■ Task objective
Copy the material below verbatim, leaving out the pictures.

━━ Data rows ━━

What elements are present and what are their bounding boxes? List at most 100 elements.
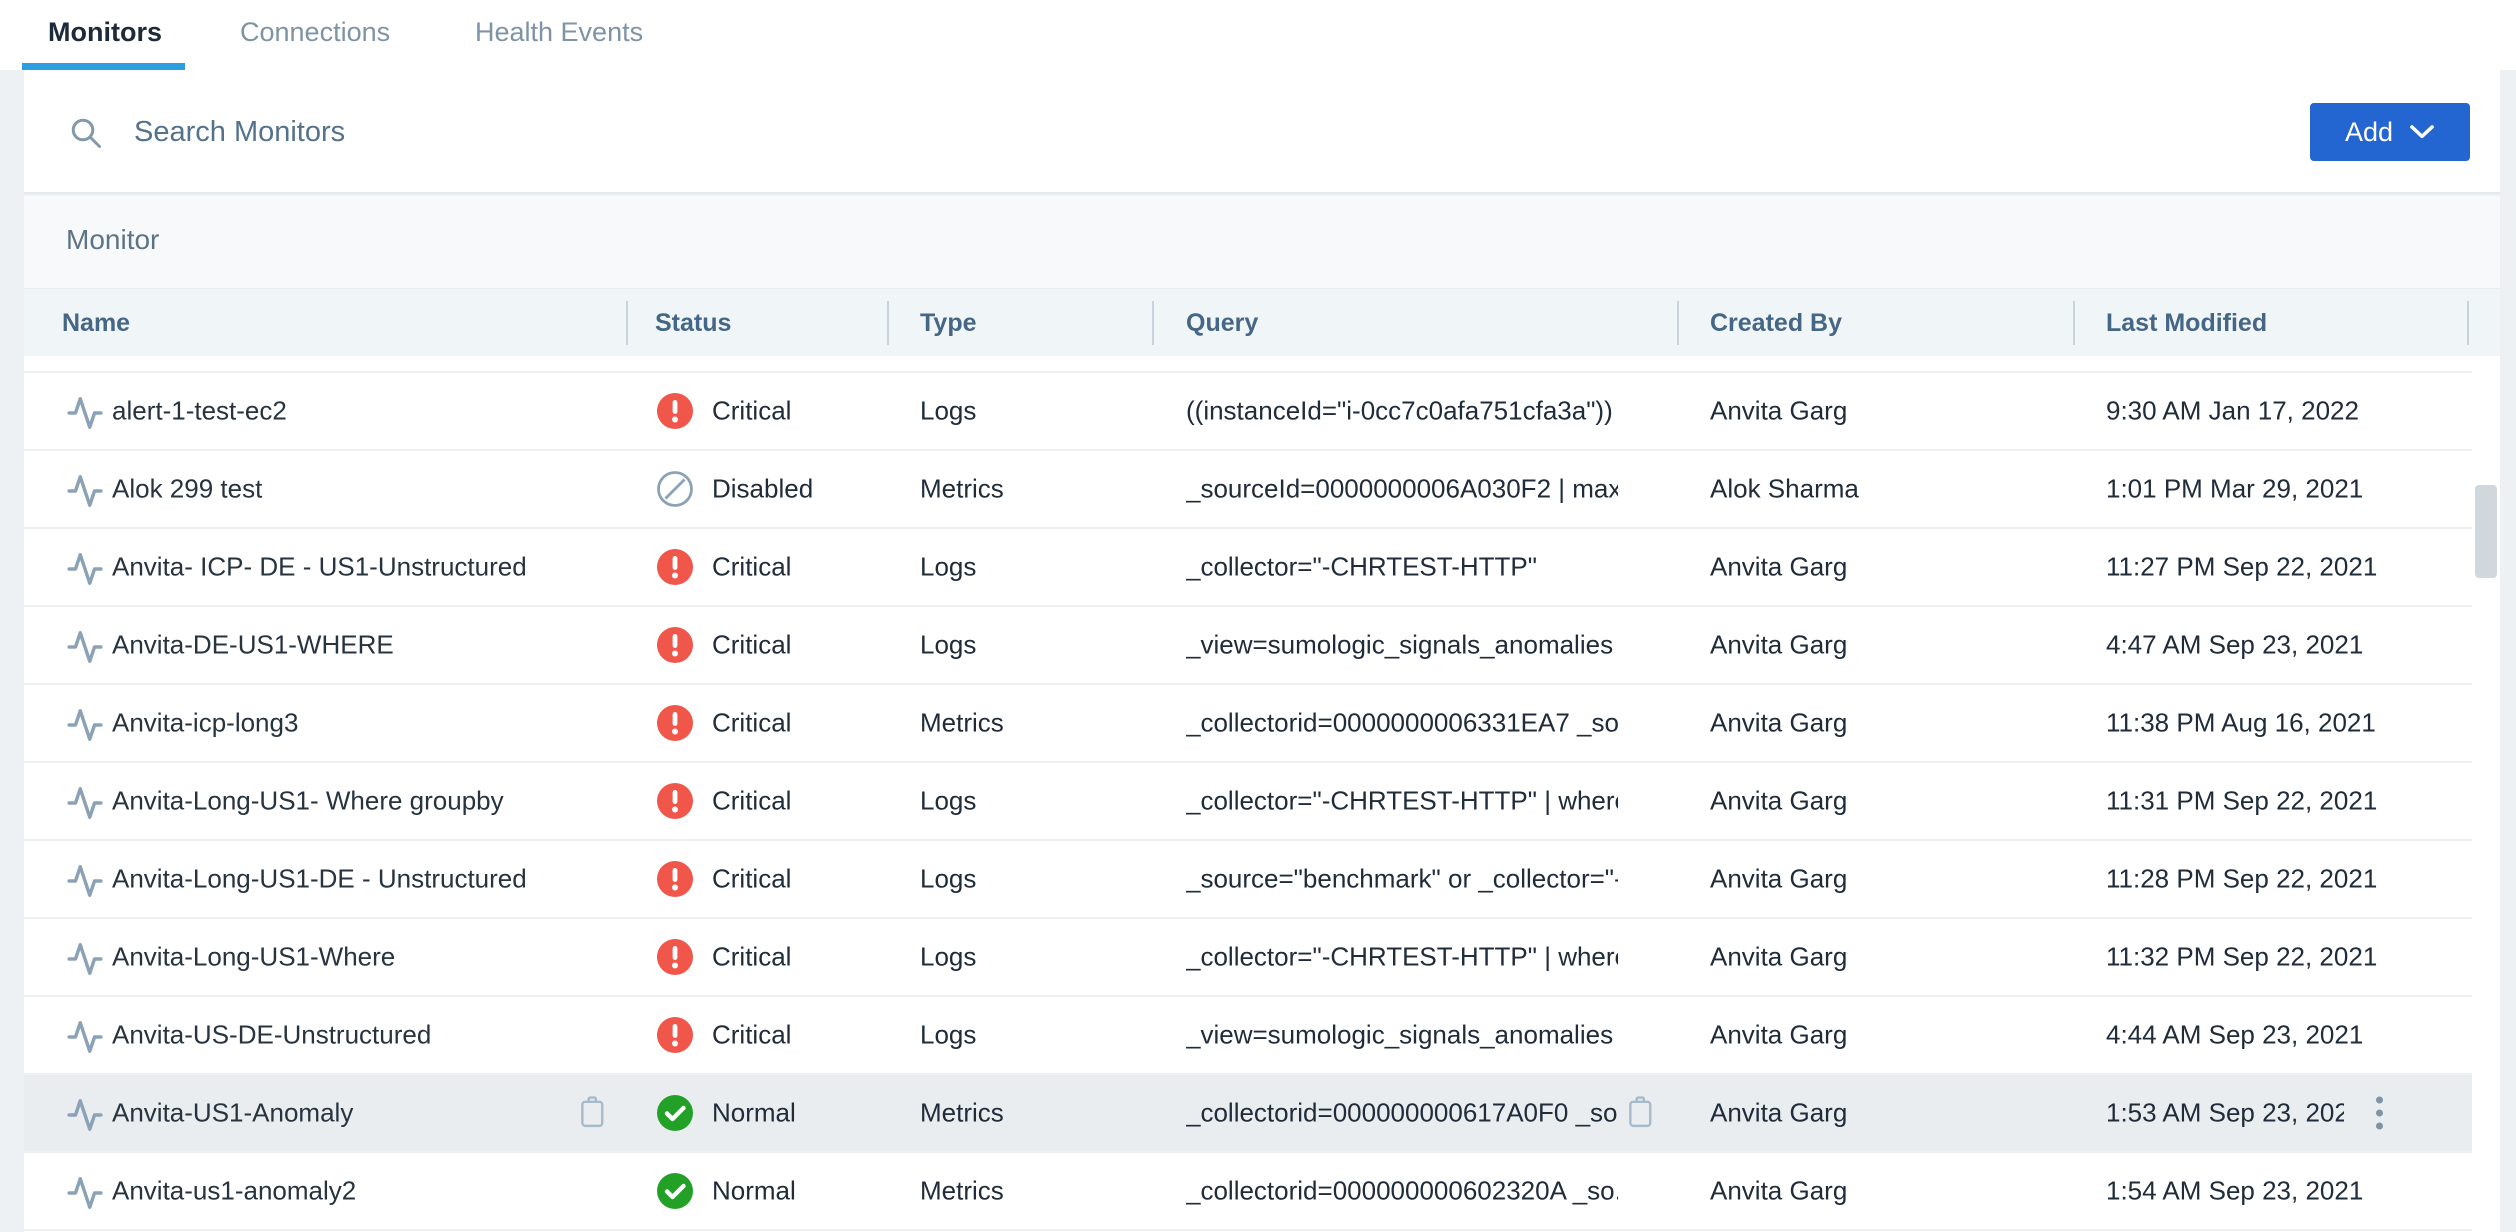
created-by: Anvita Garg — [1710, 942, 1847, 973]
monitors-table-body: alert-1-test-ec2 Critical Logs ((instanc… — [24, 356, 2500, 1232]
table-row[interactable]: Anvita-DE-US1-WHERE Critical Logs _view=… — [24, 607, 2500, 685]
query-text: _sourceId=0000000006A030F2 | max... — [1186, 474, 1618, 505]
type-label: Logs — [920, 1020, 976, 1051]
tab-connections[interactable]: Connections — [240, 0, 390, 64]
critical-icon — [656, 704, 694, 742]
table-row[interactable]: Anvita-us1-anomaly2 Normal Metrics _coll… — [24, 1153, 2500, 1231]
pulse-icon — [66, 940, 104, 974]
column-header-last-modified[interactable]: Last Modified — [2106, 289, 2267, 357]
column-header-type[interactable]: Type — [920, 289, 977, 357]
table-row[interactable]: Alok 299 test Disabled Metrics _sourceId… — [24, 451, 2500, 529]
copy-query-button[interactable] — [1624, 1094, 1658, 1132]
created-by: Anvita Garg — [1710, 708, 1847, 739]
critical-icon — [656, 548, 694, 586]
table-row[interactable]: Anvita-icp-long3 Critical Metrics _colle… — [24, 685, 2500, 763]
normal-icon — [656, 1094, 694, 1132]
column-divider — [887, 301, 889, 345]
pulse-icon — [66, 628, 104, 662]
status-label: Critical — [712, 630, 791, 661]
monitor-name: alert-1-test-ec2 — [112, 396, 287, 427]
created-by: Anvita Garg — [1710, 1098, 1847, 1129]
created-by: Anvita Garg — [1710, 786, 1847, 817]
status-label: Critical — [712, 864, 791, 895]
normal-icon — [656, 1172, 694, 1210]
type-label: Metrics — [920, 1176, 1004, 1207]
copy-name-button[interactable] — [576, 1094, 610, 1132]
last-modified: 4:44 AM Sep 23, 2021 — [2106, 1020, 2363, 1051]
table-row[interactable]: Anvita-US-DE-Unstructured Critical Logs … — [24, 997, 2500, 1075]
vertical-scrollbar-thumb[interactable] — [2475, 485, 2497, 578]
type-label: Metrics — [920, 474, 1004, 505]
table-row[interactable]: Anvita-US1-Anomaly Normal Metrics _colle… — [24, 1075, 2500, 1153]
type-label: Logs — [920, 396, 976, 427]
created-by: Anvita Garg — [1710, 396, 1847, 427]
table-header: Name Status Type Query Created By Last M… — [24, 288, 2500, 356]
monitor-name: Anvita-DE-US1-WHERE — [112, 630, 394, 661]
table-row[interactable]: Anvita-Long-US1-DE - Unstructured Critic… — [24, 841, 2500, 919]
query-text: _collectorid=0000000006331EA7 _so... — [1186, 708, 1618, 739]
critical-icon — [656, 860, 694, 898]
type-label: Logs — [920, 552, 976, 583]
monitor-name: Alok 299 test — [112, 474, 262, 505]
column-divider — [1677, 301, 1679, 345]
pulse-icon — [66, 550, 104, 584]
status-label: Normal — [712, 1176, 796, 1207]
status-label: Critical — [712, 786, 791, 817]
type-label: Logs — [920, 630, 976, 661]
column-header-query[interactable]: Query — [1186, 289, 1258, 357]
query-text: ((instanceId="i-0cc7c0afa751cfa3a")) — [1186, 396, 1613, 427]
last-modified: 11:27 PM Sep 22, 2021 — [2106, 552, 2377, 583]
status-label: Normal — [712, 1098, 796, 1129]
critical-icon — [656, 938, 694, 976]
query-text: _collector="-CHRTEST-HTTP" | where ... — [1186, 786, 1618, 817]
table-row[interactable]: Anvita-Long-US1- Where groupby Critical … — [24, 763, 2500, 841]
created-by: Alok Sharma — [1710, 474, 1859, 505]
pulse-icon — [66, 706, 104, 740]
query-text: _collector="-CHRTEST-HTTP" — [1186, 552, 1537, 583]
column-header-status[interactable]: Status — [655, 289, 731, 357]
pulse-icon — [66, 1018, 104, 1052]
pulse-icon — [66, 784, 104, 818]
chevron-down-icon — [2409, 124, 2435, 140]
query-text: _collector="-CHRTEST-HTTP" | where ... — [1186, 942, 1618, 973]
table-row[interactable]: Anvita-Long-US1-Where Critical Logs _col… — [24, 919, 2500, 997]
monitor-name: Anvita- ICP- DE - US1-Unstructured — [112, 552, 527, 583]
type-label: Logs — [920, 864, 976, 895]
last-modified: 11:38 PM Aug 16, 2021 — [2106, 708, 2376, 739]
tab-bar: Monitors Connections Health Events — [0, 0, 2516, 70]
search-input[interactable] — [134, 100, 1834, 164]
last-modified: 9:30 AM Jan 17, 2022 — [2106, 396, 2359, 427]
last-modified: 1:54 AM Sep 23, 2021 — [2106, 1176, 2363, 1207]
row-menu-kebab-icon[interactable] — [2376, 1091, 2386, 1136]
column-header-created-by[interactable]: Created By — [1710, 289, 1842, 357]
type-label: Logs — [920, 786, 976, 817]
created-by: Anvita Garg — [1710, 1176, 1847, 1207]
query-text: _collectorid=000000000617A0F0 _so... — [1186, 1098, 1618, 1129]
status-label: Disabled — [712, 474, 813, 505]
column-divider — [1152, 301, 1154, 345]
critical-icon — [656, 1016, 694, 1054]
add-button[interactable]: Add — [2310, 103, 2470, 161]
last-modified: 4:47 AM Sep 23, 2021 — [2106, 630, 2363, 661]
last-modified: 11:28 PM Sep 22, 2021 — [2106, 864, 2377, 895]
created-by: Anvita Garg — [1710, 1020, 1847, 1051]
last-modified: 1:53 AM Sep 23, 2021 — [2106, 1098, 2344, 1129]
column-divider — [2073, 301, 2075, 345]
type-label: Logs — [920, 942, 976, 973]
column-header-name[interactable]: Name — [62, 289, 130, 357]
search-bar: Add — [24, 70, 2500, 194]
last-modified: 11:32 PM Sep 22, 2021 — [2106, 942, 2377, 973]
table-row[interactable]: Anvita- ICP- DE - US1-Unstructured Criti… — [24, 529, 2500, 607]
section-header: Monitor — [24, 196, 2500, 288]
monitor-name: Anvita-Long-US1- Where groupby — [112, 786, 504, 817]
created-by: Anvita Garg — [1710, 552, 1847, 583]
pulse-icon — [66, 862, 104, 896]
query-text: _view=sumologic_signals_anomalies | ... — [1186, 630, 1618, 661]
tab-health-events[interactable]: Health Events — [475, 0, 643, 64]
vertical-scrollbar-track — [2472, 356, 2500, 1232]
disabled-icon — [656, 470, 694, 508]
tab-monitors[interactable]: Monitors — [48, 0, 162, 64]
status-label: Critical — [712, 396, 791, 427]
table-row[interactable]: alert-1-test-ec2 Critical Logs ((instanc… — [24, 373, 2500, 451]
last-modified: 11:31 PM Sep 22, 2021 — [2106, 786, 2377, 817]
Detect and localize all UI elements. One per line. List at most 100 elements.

━━━

■ Task result
What elements are present and what are their bounding boxes? List at most 100 elements.
created-by: Anvita Garg — [1710, 942, 1847, 973]
monitors-table-body: alert-1-test-ec2 Critical Logs ((instanc… — [24, 356, 2500, 1232]
table-row[interactable]: Anvita-DE-US1-WHERE Critical Logs _view=… — [24, 607, 2500, 685]
query-text: _sourceId=0000000006A030F2 | max... — [1186, 474, 1618, 505]
type-label: Logs — [920, 1020, 976, 1051]
tab-connections[interactable]: Connections — [240, 0, 390, 64]
critical-icon — [656, 704, 694, 742]
table-row[interactable]: Anvita-us1-anomaly2 Normal Metrics _coll… — [24, 1153, 2500, 1231]
pulse-icon — [66, 940, 104, 974]
column-header-last-modified[interactable]: Last Modified — [2106, 289, 2267, 357]
column-header-type[interactable]: Type — [920, 289, 977, 357]
table-row[interactable]: Alok 299 test Disabled Metrics _sourceId… — [24, 451, 2500, 529]
copy-query-button[interactable] — [1624, 1094, 1658, 1132]
created-by: Anvita Garg — [1710, 708, 1847, 739]
critical-icon — [656, 548, 694, 586]
table-row[interactable]: Anvita-icp-long3 Critical Metrics _colle… — [24, 685, 2500, 763]
normal-icon — [656, 1094, 694, 1132]
column-divider — [887, 301, 889, 345]
pulse-icon — [66, 628, 104, 662]
status-label: Critical — [712, 630, 791, 661]
monitor-name: alert-1-test-ec2 — [112, 396, 287, 427]
created-by: Anvita Garg — [1710, 1098, 1847, 1129]
created-by: Anvita Garg — [1710, 786, 1847, 817]
status-label: Critical — [712, 864, 791, 895]
normal-icon — [656, 1172, 694, 1210]
type-label: Metrics — [920, 1176, 1004, 1207]
copy-name-button[interactable] — [576, 1094, 610, 1132]
last-modified: 4:44 AM Sep 23, 2021 — [2106, 1020, 2363, 1051]
table-row[interactable]: Anvita-US-DE-Unstructured Critical Logs … — [24, 997, 2500, 1075]
vertical-scrollbar-thumb[interactable] — [2475, 485, 2497, 578]
type-label: Metrics — [920, 474, 1004, 505]
table-row[interactable]: Anvita-US1-Anomaly Normal Metrics _colle… — [24, 1075, 2500, 1153]
type-label: Logs — [920, 396, 976, 427]
created-by: Anvita Garg — [1710, 396, 1847, 427]
table-header: Name Status Type Query Created By Last M… — [24, 288, 2500, 356]
monitor-name: Anvita-DE-US1-WHERE — [112, 630, 394, 661]
table-row[interactable]: Anvita-Long-US1-DE - Unstructured Critic… — [24, 841, 2500, 919]
query-text: _collectorid=0000000006331EA7 _so... — [1186, 708, 1618, 739]
critical-icon — [656, 860, 694, 898]
type-label: Logs — [920, 552, 976, 583]
monitor-name: Alok 299 test — [112, 474, 262, 505]
column-divider — [1677, 301, 1679, 345]
pulse-icon — [66, 550, 104, 584]
status-label: Normal — [712, 1176, 796, 1207]
status-label: Critical — [712, 786, 791, 817]
type-label: Logs — [920, 630, 976, 661]
column-header-query[interactable]: Query — [1186, 289, 1258, 357]
query-text: ((instanceId="i-0cc7c0afa751cfa3a")) — [1186, 396, 1613, 427]
last-modified: 11:27 PM Sep 22, 2021 — [2106, 552, 2377, 583]
status-label: Normal — [712, 1098, 796, 1129]
critical-icon — [656, 938, 694, 976]
query-text: _collector="-CHRTEST-HTTP" | where ... — [1186, 786, 1618, 817]
table-row[interactable]: Anvita-Long-US1- Where groupby Critical … — [24, 763, 2500, 841]
created-by: Alok Sharma — [1710, 474, 1859, 505]
pulse-icon — [66, 706, 104, 740]
query-text: _collector="-CHRTEST-HTTP" — [1186, 552, 1537, 583]
column-header-status[interactable]: Status — [655, 289, 731, 357]
pulse-icon — [66, 1018, 104, 1052]
pulse-icon — [66, 784, 104, 818]
chevron-down-icon — [2409, 124, 2435, 140]
query-text: _collector="-CHRTEST-HTTP" | where ... — [1186, 942, 1618, 973]
table-row[interactable]: Anvita-Long-US1-Where Critical Logs _col… — [24, 919, 2500, 997]
monitor-name: Anvita- ICP- DE - US1-Unstructured — [112, 552, 527, 583]
type-label: Logs — [920, 864, 976, 895]
last-modified: 11:38 PM Aug 16, 2021 — [2106, 708, 2376, 739]
tab-bar: Monitors Connections Health Events — [0, 0, 2516, 70]
search-input[interactable] — [134, 100, 1834, 164]
last-modified: 9:30 AM Jan 17, 2022 — [2106, 396, 2359, 427]
last-modified: 1:54 AM Sep 23, 2021 — [2106, 1176, 2363, 1207]
row-menu-kebab-icon[interactable] — [2376, 1091, 2386, 1136]
column-header-created-by[interactable]: Created By — [1710, 289, 1842, 357]
type-label: Logs — [920, 786, 976, 817]
created-by: Anvita Garg — [1710, 1176, 1847, 1207]
query-text: _collectorid=000000000617A0F0 _so... — [1186, 1098, 1618, 1129]
status-label: Disabled — [712, 474, 813, 505]
column-divider — [1152, 301, 1154, 345]
critical-icon — [656, 1016, 694, 1054]
add-button[interactable]: Add — [2310, 103, 2470, 161]
last-modified: 4:47 AM Sep 23, 2021 — [2106, 630, 2363, 661]
last-modified: 11:28 PM Sep 22, 2021 — [2106, 864, 2377, 895]
created-by: Anvita Garg — [1710, 1020, 1847, 1051]
last-modified: 1:53 AM Sep 23, 2021 — [2106, 1098, 2344, 1129]
column-divider — [2073, 301, 2075, 345]
type-label: Logs — [920, 942, 976, 973]
column-header-name[interactable]: Name — [62, 289, 130, 357]
search-bar: Add — [24, 70, 2500, 194]
last-modified: 11:32 PM Sep 22, 2021 — [2106, 942, 2377, 973]
table-row[interactable]: Anvita- ICP- DE - US1-Unstructured Criti… — [24, 529, 2500, 607]
section-header: Monitor — [24, 196, 2500, 288]
monitor-name: Anvita-Long-US1- Where groupby — [112, 786, 504, 817]
created-by: Anvita Garg — [1710, 552, 1847, 583]
pulse-icon — [66, 862, 104, 896]
query-text: _view=sumologic_signals_anomalies | ... — [1186, 630, 1618, 661]
tab-health-events[interactable]: Health Events — [475, 0, 643, 64]
vertical-scrollbar-track — [2472, 356, 2500, 1232]
disabled-icon — [656, 470, 694, 508]
tab-monitors[interactable]: Monitors — [48, 0, 162, 64]
status-label: Critical — [712, 396, 791, 427]
table-row[interactable]: alert-1-test-ec2 Critical Logs ((instanc… — [24, 373, 2500, 451]
last-modified: 11:31 PM Sep 22, 2021 — [2106, 786, 2377, 817]
Detect and localize all UI elements. One per line. List at most 100 elements.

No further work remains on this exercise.